**Written exercise:** Write the data out again in full, with no departure from the original.

**Records for processing:**
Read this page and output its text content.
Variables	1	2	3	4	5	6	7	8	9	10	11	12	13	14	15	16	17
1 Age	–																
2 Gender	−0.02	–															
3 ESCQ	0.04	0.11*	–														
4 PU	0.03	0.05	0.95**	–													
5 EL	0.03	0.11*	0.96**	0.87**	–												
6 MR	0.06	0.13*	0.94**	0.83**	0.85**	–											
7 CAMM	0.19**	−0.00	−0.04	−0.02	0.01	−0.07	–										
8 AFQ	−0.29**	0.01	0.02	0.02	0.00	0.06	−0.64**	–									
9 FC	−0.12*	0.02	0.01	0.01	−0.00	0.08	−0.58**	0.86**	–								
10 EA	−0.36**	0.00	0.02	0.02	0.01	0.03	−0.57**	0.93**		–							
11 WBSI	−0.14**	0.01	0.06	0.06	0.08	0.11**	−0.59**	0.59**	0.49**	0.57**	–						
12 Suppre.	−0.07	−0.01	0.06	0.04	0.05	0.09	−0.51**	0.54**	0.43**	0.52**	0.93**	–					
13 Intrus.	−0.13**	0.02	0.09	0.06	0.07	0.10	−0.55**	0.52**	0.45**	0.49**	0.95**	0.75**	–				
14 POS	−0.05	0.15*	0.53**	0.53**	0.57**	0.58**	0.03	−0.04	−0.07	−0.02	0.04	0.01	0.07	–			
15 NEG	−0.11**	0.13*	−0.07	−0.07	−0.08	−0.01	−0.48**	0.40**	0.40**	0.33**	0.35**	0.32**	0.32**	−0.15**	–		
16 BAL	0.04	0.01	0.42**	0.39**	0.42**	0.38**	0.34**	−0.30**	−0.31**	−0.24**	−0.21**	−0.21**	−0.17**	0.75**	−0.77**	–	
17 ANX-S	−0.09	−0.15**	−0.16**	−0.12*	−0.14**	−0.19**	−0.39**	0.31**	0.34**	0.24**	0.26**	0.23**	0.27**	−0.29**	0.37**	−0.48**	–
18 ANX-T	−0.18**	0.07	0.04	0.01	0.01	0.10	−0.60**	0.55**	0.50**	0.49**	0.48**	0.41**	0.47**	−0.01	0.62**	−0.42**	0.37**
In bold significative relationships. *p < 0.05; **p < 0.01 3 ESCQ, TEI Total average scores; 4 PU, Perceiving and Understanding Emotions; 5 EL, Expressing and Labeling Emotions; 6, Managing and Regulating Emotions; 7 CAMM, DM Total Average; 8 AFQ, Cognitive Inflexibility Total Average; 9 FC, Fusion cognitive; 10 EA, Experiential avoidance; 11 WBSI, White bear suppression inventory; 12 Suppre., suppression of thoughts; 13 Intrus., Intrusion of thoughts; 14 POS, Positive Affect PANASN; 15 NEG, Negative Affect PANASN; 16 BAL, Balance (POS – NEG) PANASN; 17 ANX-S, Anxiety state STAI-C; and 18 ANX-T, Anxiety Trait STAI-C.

**Output:**
Read this page and output its text content.
Variables	1	2	3	4	5	6	7	8	9	10	11	12	13	14	15	16	17
1 Age	–																
2 Gender	−0.02	–															
3 ESCQ	0.04	0.11*	–														
4 PU	0.03	0.05	0.95**	–													
5 EL	0.03	0.11*	0.96**	0.87**	–												
6 MR	0.06	0.13*	0.94**	0.83**	0.85**	–											
7 CAMM	0.19**	−0.00	−0.04	−0.02	0.01	−0.07	–										
8 AFQ	−0.29**	0.01	0.02	0.02	0.00	0.06	−0.64**	–									
9 FC	−0.12*	0.02	0.01	0.01	−0.00	0.08	−0.58**	0.86**	–								
10 EA	−0.36**	0.00	0.02	0.02	0.01	0.03	−0.57**	0.93**		–							
11 WBSI	−0.14**	0.01	0.06	0.06	0.08	0.11**	−0.59**	0.59**	0.49**	0.57**	–						
12 Suppre.	−0.07	−0.01	0.06	0.04	0.05	0.09	−0.51**	0.54**	0.43**	0.52**	0.93**	–					
13 Intrus.	−0.13**	0.02	0.09	0.06	0.07	0.10	−0.55**	0.52**	0.45**	0.49**	0.95**	0.75**	–				
14 POS	−0.05	0.15*	0.53**	0.53**	0.57**	0.58**	0.03	−0.04	−0.07	−0.02	0.04	0.01	0.07	–			
15 NEG	−0.11**	0.13*	−0.07	−0.07	−0.08	−0.01	−0.48**	0.40**	0.40**	0.33**	0.35**	0.32**	0.32**	−0.15**	–		
16 BAL	0.04	0.01	0.42**	0.39**	0.42**	0.38**	0.34**	−0.30**	−0.31**	−0.24**	−0.21**	−0.21**	−0.17**	0.75**	−0.77**	–	
17 ANX-S	−0.09	−0.15**	−0.16**	−0.12*	−0.14**	−0.19**	−0.39**	0.31**	0.34**	0.24**	0.26**	0.23**	0.27**	−0.29**	0.37**	−0.48**	–
18 ANX-T	−0.18**	0.07	0.04	0.01	0.01	0.10	−0.60**	0.55**	0.50**	0.49**	0.48**	0.41**	0.47**	−0.01	0.62**	−0.42**	0.37**
In bold significative relationships. *p < 0.05; **p < 0.01 3 ESCQ, TEI Total average scores; 4 PU, Perceiving and Understanding Emotions; 5 EL, Expressing and Labeling Emotions; 6, Managing and Regulating Emotions; 7 CAMM, DM Total Average; 8 AFQ, Cognitive Inflexibility Total Average; 9 FC, Fusion cognitive; 10 EA, Experiential avoidance; 11 WBSI, White bear suppression inventory; 12 Suppre., suppression of thoughts; 13 Intrus., Intrusion of thoughts; 14 POS, Positive Affect PANASN; 15 NEG, Negative Affect PANASN; 16 BAL, Balance (POS – NEG) PANASN; 17 ANX-S, Anxiety state STAI-C; and 18 ANX-T, Anxiety Trait STAI-C.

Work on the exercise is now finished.